* **Work required**:
Reproduce the following data verbatim, line by line.

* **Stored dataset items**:
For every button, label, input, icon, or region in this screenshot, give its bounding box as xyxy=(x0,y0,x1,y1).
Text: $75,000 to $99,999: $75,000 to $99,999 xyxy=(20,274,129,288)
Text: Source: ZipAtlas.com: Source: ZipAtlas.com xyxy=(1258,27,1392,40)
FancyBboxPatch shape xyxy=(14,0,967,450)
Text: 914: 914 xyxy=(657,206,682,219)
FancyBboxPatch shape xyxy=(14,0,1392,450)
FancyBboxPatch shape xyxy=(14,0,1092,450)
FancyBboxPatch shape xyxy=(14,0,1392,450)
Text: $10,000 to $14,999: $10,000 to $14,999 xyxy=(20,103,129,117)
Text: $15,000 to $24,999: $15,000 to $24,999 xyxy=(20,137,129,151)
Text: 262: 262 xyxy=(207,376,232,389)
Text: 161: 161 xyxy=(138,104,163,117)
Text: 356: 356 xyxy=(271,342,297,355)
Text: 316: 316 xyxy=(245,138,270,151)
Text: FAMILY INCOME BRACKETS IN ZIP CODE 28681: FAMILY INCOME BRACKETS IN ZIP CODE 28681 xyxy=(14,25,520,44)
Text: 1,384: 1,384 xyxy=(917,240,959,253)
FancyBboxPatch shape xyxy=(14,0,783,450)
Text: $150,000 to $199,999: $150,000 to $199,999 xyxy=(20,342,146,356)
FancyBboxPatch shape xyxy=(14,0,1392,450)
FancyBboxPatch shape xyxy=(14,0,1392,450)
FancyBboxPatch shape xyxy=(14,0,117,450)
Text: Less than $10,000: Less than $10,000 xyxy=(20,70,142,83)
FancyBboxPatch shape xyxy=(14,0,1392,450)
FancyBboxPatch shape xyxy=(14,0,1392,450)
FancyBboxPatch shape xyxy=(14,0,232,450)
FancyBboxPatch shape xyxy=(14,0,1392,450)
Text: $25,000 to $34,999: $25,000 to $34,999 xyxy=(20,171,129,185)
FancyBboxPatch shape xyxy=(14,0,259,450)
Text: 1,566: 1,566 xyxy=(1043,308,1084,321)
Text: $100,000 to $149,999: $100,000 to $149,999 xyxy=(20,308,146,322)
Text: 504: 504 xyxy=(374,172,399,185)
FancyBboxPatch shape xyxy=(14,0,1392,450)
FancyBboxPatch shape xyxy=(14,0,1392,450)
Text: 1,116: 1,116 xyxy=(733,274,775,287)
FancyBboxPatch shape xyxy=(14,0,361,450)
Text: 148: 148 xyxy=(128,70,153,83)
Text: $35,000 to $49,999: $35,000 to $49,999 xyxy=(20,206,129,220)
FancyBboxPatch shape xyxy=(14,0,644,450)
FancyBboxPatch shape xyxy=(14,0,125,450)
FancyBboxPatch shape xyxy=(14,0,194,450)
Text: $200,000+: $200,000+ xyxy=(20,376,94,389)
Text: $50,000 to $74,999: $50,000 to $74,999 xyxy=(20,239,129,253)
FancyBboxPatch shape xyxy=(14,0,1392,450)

* **Output of the exercise**:
For every button, label, input, icon, or region in this screenshot, give its bounding box as xyxy=(x0,y0,x1,y1).
Text: $75,000 to $99,999: $75,000 to $99,999 xyxy=(20,274,129,288)
Text: Source: ZipAtlas.com: Source: ZipAtlas.com xyxy=(1258,27,1392,40)
FancyBboxPatch shape xyxy=(14,0,967,450)
Text: 914: 914 xyxy=(657,206,682,219)
FancyBboxPatch shape xyxy=(14,0,1392,450)
FancyBboxPatch shape xyxy=(14,0,1092,450)
FancyBboxPatch shape xyxy=(14,0,1392,450)
Text: $10,000 to $14,999: $10,000 to $14,999 xyxy=(20,103,129,117)
Text: $15,000 to $24,999: $15,000 to $24,999 xyxy=(20,137,129,151)
Text: 262: 262 xyxy=(207,376,232,389)
Text: 161: 161 xyxy=(138,104,163,117)
Text: 356: 356 xyxy=(271,342,297,355)
Text: 316: 316 xyxy=(245,138,270,151)
Text: FAMILY INCOME BRACKETS IN ZIP CODE 28681: FAMILY INCOME BRACKETS IN ZIP CODE 28681 xyxy=(14,25,520,44)
Text: 1,384: 1,384 xyxy=(917,240,959,253)
FancyBboxPatch shape xyxy=(14,0,783,450)
Text: $150,000 to $199,999: $150,000 to $199,999 xyxy=(20,342,146,356)
FancyBboxPatch shape xyxy=(14,0,1392,450)
FancyBboxPatch shape xyxy=(14,0,1392,450)
FancyBboxPatch shape xyxy=(14,0,117,450)
Text: Less than $10,000: Less than $10,000 xyxy=(20,70,142,83)
FancyBboxPatch shape xyxy=(14,0,1392,450)
FancyBboxPatch shape xyxy=(14,0,1392,450)
FancyBboxPatch shape xyxy=(14,0,232,450)
FancyBboxPatch shape xyxy=(14,0,1392,450)
Text: $25,000 to $34,999: $25,000 to $34,999 xyxy=(20,171,129,185)
FancyBboxPatch shape xyxy=(14,0,259,450)
Text: 1,566: 1,566 xyxy=(1043,308,1084,321)
Text: $100,000 to $149,999: $100,000 to $149,999 xyxy=(20,308,146,322)
Text: 504: 504 xyxy=(374,172,399,185)
FancyBboxPatch shape xyxy=(14,0,1392,450)
FancyBboxPatch shape xyxy=(14,0,1392,450)
Text: 1,116: 1,116 xyxy=(733,274,775,287)
FancyBboxPatch shape xyxy=(14,0,361,450)
Text: 148: 148 xyxy=(128,70,153,83)
Text: $35,000 to $49,999: $35,000 to $49,999 xyxy=(20,206,129,220)
FancyBboxPatch shape xyxy=(14,0,644,450)
FancyBboxPatch shape xyxy=(14,0,125,450)
FancyBboxPatch shape xyxy=(14,0,194,450)
Text: $200,000+: $200,000+ xyxy=(20,376,94,389)
Text: $50,000 to $74,999: $50,000 to $74,999 xyxy=(20,239,129,253)
FancyBboxPatch shape xyxy=(14,0,1392,450)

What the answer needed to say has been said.